## EXERCISE DESCRIPTION
The entries below should be output exactly as written.

## INPUT FOR THIS TASK
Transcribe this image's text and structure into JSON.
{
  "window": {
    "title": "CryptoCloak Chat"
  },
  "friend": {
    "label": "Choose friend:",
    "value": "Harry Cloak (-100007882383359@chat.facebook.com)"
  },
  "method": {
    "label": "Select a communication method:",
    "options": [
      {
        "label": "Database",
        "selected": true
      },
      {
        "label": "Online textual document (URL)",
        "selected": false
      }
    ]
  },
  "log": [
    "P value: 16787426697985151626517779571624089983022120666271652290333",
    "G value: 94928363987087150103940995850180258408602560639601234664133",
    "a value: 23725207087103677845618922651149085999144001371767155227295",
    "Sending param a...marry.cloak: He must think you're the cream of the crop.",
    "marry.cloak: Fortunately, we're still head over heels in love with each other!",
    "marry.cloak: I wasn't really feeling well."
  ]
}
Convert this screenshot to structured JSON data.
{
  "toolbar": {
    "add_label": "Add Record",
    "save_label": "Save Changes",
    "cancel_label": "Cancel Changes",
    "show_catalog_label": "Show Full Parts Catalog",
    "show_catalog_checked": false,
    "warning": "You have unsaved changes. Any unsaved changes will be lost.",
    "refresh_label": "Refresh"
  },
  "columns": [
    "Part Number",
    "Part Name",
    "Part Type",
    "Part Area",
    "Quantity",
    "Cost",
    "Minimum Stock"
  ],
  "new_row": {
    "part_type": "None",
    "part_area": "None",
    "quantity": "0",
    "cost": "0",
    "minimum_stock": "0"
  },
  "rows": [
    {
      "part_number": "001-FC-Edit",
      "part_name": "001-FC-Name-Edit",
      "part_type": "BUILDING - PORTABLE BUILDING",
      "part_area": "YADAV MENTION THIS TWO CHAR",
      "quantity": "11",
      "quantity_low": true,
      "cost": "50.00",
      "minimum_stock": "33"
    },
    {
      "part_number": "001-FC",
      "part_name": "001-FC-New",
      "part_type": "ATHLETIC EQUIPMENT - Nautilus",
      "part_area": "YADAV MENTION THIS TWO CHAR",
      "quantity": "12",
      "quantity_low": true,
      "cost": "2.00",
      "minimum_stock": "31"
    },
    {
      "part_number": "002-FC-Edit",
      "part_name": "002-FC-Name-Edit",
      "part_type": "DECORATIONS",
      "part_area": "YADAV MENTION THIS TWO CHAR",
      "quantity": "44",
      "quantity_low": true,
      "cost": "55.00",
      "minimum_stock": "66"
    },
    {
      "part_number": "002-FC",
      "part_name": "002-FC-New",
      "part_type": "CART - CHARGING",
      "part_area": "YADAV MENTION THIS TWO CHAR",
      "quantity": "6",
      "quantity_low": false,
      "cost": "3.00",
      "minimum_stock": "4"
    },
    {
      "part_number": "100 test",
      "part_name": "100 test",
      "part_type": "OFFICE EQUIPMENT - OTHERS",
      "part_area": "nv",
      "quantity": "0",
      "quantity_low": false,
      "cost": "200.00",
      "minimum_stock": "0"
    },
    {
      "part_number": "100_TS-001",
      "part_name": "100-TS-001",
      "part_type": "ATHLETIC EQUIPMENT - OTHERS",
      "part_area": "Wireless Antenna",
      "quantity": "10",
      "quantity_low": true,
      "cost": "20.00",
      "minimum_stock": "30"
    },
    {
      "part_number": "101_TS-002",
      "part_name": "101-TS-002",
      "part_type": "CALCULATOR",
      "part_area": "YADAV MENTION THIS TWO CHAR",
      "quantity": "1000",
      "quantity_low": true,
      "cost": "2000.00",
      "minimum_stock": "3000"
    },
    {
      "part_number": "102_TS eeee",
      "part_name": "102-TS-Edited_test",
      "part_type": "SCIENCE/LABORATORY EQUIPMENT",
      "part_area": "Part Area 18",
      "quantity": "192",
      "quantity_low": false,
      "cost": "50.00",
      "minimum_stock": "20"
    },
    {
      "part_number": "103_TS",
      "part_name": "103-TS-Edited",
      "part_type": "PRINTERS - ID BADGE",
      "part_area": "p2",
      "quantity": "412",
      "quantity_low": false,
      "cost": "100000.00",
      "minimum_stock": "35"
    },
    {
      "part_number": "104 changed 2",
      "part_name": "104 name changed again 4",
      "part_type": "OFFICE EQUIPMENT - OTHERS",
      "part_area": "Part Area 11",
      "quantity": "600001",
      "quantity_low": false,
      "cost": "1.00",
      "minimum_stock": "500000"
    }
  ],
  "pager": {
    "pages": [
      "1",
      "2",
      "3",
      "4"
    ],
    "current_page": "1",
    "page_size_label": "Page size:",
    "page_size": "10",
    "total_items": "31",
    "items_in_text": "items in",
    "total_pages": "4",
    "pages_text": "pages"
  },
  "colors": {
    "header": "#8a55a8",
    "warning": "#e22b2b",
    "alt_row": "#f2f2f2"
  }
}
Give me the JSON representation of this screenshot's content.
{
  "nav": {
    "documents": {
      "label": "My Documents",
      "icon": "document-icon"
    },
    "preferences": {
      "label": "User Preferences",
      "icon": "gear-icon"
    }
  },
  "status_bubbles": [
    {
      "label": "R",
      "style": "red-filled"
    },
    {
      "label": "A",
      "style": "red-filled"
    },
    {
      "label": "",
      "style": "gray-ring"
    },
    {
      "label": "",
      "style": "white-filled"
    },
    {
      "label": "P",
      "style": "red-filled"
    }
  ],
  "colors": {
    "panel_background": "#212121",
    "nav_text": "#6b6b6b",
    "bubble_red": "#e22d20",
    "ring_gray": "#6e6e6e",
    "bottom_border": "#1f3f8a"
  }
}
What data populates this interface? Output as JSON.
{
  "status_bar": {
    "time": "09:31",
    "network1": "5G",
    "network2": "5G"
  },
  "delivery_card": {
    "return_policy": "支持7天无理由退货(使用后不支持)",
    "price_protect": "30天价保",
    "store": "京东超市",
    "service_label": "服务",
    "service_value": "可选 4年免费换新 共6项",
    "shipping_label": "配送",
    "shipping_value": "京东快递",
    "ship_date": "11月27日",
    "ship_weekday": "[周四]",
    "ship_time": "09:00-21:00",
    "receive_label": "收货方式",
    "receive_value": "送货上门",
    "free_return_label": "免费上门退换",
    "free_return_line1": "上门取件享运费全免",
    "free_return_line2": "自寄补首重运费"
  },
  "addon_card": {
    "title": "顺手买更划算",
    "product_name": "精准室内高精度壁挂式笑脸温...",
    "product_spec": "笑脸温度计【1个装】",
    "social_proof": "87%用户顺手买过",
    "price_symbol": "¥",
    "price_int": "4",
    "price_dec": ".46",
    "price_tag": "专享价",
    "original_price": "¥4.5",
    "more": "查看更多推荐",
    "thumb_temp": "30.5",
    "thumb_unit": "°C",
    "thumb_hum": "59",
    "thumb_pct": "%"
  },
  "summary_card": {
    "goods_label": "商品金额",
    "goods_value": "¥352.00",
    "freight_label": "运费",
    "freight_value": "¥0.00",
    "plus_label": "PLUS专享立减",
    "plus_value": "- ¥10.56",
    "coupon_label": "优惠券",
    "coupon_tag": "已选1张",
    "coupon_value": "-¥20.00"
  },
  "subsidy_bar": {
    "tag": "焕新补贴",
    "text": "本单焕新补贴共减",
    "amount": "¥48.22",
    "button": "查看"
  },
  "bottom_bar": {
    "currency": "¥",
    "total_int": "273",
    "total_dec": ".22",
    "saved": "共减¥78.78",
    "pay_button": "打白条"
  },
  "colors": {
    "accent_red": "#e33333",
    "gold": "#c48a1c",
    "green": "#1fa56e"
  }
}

## TASK SOLUTION
Transcribe this image's text and structure into JSON.
{
  "window": {
    "title": "CryptoCloak Chat"
  },
  "friend": {
    "label": "Choose friend:",
    "value": "Harry Cloak (-100007882383359@chat.facebook.com)"
  },
  "method": {
    "label": "Select a communication method:",
    "options": [
      {
        "label": "Database",
        "selected": true
      },
      {
        "label": "Online textual document (URL)",
        "selected": false
      }
    ]
  },
  "log": [
    "P value: 16787426697985151626517779571624089983022120666271652290333",
    "G value: 94928363987087150103940995850180258408602560639601234664133",
    "a value: 23725207087103677845618922651149085999144001371767155227295",
    "Sending param a...marry.cloak: He must think you're the cream of the crop.",
    "marry.cloak: Fortunately, we're still head over heels in love with each other!",
    "marry.cloak: I wasn't really feeling well."
  ]
}
Convert this screenshot to structured JSON data.
{
  "toolbar": {
    "add_label": "Add Record",
    "save_label": "Save Changes",
    "cancel_label": "Cancel Changes",
    "show_catalog_label": "Show Full Parts Catalog",
    "show_catalog_checked": false,
    "warning": "You have unsaved changes. Any unsaved changes will be lost.",
    "refresh_label": "Refresh"
  },
  "columns": [
    "Part Number",
    "Part Name",
    "Part Type",
    "Part Area",
    "Quantity",
    "Cost",
    "Minimum Stock"
  ],
  "new_row": {
    "part_type": "None",
    "part_area": "None",
    "quantity": "0",
    "cost": "0",
    "minimum_stock": "0"
  },
  "rows": [
    {
      "part_number": "001-FC-Edit",
      "part_name": "001-FC-Name-Edit",
      "part_type": "BUILDING - PORTABLE BUILDING",
      "part_area": "YADAV MENTION THIS TWO CHAR",
      "quantity": "11",
      "quantity_low": true,
      "cost": "50.00",
      "minimum_stock": "33"
    },
    {
      "part_number": "001-FC",
      "part_name": "001-FC-New",
      "part_type": "ATHLETIC EQUIPMENT - Nautilus",
      "part_area": "YADAV MENTION THIS TWO CHAR",
      "quantity": "12",
      "quantity_low": true,
      "cost": "2.00",
      "minimum_stock": "31"
    },
    {
      "part_number": "002-FC-Edit",
      "part_name": "002-FC-Name-Edit",
      "part_type": "DECORATIONS",
      "part_area": "YADAV MENTION THIS TWO CHAR",
      "quantity": "44",
      "quantity_low": true,
      "cost": "55.00",
      "minimum_stock": "66"
    },
    {
      "part_number": "002-FC",
      "part_name": "002-FC-New",
      "part_type": "CART - CHARGING",
      "part_area": "YADAV MENTION THIS TWO CHAR",
      "quantity": "6",
      "quantity_low": false,
      "cost": "3.00",
      "minimum_stock": "4"
    },
    {
      "part_number": "100 test",
      "part_name": "100 test",
      "part_type": "OFFICE EQUIPMENT - OTHERS",
      "part_area": "nv",
      "quantity": "0",
      "quantity_low": false,
      "cost": "200.00",
      "minimum_stock": "0"
    },
    {
      "part_number": "100_TS-001",
      "part_name": "100-TS-001",
      "part_type": "ATHLETIC EQUIPMENT - OTHERS",
      "part_area": "Wireless Antenna",
      "quantity": "10",
      "quantity_low": true,
      "cost": "20.00",
      "minimum_stock": "30"
    },
    {
      "part_number": "101_TS-002",
      "part_name": "101-TS-002",
      "part_type": "CALCULATOR",
      "part_area": "YADAV MENTION THIS TWO CHAR",
      "quantity": "1000",
      "quantity_low": true,
      "cost": "2000.00",
      "minimum_stock": "3000"
    },
    {
      "part_number": "102_TS eeee",
      "part_name": "102-TS-Edited_test",
      "part_type": "SCIENCE/LABORATORY EQUIPMENT",
      "part_area": "Part Area 18",
      "quantity": "192",
      "quantity_low": false,
      "cost": "50.00",
      "minimum_stock": "20"
    },
    {
      "part_number": "103_TS",
      "part_name": "103-TS-Edited",
      "part_type": "PRINTERS - ID BADGE",
      "part_area": "p2",
      "quantity": "412",
      "quantity_low": false,
      "cost": "100000.00",
      "minimum_stock": "35"
    },
    {
      "part_number": "104 changed 2",
      "part_name": "104 name changed again 4",
      "part_type": "OFFICE EQUIPMENT - OTHERS",
      "part_area": "Part Area 11",
      "quantity": "600001",
      "quantity_low": false,
      "cost": "1.00",
      "minimum_stock": "500000"
    }
  ],
  "pager": {
    "pages": [
      "1",
      "2",
      "3",
      "4"
    ],
    "current_page": "1",
    "page_size_label": "Page size:",
    "page_size": "10",
    "total_items": "31",
    "items_in_text": "items in",
    "total_pages": "4",
    "pages_text": "pages"
  },
  "colors": {
    "header": "#8a55a8",
    "warning": "#e22b2b",
    "alt_row": "#f2f2f2"
  }
}
Give me the JSON representation of this screenshot's content.
{
  "nav": {
    "documents": {
      "label": "My Documents",
      "icon": "document-icon"
    },
    "preferences": {
      "label": "User Preferences",
      "icon": "gear-icon"
    }
  },
  "status_bubbles": [
    {
      "label": "R",
      "style": "red-filled"
    },
    {
      "label": "A",
      "style": "red-filled"
    },
    {
      "label": "",
      "style": "gray-ring"
    },
    {
      "label": "",
      "style": "white-filled"
    },
    {
      "label": "P",
      "style": "red-filled"
    }
  ],
  "colors": {
    "panel_background": "#212121",
    "nav_text": "#6b6b6b",
    "bubble_red": "#e22d20",
    "ring_gray": "#6e6e6e",
    "bottom_border": "#1f3f8a"
  }
}
What data populates this interface? Output as JSON.
{
  "status_bar": {
    "time": "09:31",
    "network1": "5G",
    "network2": "5G"
  },
  "delivery_card": {
    "return_policy": "支持7天无理由退货(使用后不支持)",
    "price_protect": "30天价保",
    "store": "京东超市",
    "service_label": "服务",
    "service_value": "可选 4年免费换新 共6项",
    "shipping_label": "配送",
    "shipping_value": "京东快递",
    "ship_date": "11月27日",
    "ship_weekday": "[周四]",
    "ship_time": "09:00-21:00",
    "receive_label": "收货方式",
    "receive_value": "送货上门",
    "free_return_label": "免费上门退换",
    "free_return_line1": "上门取件享运费全免",
    "free_return_line2": "自寄补首重运费"
  },
  "addon_card": {
    "title": "顺手买更划算",
    "product_name": "精准室内高精度壁挂式笑脸温...",
    "product_spec": "笑脸温度计【1个装】",
    "social_proof": "87%用户顺手买过",
    "price_symbol": "¥",
    "price_int": "4",
    "price_dec": ".46",
    "price_tag": "专享价",
    "original_price": "¥4.5",
    "more": "查看更多推荐",
    "thumb_temp": "30.5",
    "thumb_unit": "°C",
    "thumb_hum": "59",
    "thumb_pct": "%"
  },
  "summary_card": {
    "goods_label": "商品金额",
    "goods_value": "¥352.00",
    "freight_label": "运费",
    "freight_value": "¥0.00",
    "plus_label": "PLUS专享立减",
    "plus_value": "- ¥10.56",
    "coupon_label": "优惠券",
    "coupon_tag": "已选1张",
    "coupon_value": "-¥20.00"
  },
  "subsidy_bar": {
    "tag": "焕新补贴",
    "text": "本单焕新补贴共减",
    "amount": "¥48.22",
    "button": "查看"
  },
  "bottom_bar": {
    "currency": "¥",
    "total_int": "273",
    "total_dec": ".22",
    "saved": "共减¥78.78",
    "pay_button": "打白条"
  },
  "colors": {
    "accent_red": "#e33333",
    "gold": "#c48a1c",
    "green": "#1fa56e"
  }
}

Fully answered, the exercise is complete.